WORK INSTRUCTION – Show, in full, each line of the data that contains "JSON".
====== SOURCE DATA
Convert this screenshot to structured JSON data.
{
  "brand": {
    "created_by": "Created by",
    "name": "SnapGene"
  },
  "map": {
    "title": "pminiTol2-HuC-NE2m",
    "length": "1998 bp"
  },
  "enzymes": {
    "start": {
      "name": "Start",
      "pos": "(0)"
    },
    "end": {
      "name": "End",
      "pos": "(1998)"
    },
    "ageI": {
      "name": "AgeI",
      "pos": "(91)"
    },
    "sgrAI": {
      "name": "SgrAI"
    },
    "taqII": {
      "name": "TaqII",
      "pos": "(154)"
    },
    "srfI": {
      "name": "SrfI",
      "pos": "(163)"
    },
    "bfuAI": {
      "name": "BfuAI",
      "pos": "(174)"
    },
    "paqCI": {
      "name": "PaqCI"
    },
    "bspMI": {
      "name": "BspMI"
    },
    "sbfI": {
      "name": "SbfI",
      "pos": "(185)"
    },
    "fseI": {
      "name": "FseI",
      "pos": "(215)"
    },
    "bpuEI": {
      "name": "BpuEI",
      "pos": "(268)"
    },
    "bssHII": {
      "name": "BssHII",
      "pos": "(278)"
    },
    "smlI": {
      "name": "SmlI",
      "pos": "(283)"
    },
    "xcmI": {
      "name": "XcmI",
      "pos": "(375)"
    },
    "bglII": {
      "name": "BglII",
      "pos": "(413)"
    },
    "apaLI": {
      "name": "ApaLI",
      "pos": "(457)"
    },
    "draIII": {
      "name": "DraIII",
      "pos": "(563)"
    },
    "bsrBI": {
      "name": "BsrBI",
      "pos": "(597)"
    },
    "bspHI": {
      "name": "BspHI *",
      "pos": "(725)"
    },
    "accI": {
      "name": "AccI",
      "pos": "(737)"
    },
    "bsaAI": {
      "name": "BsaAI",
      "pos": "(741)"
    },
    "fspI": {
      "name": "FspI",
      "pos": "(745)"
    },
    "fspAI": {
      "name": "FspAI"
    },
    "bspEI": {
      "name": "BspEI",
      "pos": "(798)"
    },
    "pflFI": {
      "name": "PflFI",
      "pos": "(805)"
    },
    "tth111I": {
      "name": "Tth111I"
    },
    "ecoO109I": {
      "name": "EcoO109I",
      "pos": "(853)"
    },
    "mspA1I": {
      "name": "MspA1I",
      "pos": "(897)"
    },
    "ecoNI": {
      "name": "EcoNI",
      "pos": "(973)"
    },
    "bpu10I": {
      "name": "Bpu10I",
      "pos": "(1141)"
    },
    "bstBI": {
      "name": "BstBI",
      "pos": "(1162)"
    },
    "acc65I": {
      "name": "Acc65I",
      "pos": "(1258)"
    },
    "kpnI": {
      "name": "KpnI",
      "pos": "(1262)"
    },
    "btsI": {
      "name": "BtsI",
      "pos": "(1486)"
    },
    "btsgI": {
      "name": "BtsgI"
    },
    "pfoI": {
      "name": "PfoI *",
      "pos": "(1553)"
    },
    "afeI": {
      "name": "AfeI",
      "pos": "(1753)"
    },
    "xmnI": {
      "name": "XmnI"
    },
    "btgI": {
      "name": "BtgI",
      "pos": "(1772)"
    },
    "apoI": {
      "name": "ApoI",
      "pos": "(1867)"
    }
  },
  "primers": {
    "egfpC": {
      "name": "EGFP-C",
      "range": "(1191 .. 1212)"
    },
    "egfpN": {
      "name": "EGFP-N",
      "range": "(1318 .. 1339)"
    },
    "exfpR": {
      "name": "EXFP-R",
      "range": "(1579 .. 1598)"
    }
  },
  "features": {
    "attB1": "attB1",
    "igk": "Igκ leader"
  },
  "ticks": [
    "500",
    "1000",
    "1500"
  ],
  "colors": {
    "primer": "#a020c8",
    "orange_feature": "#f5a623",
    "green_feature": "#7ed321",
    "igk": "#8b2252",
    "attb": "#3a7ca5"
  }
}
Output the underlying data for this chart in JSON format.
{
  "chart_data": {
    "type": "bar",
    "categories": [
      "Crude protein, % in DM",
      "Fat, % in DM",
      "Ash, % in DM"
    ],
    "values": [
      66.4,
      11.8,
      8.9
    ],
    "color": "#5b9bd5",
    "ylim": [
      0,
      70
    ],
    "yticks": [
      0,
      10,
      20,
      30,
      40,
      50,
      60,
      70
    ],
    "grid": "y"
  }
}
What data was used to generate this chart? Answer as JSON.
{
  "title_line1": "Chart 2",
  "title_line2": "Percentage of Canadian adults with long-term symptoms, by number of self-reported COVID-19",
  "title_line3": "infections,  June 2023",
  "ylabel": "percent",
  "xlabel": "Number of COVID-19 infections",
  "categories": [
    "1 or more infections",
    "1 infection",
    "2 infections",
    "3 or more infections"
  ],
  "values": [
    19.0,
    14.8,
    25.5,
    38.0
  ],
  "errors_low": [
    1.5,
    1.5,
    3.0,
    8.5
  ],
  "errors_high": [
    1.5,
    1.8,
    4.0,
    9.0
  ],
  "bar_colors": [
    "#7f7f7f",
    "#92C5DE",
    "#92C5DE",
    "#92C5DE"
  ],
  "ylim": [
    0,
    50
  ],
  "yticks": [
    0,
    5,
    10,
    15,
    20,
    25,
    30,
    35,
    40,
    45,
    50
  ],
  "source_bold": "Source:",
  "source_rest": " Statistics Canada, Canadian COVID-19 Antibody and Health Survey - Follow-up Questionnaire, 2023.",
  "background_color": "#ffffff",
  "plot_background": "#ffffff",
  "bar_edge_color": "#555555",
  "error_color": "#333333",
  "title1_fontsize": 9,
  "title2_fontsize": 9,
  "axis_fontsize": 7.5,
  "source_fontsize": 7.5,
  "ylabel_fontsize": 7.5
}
============
WRITTEN SOLUTION –
Convert this screenshot to structured JSON data.
Output the underlying data for this chart in JSON format.
What data was used to generate this chart? Answer as JSON.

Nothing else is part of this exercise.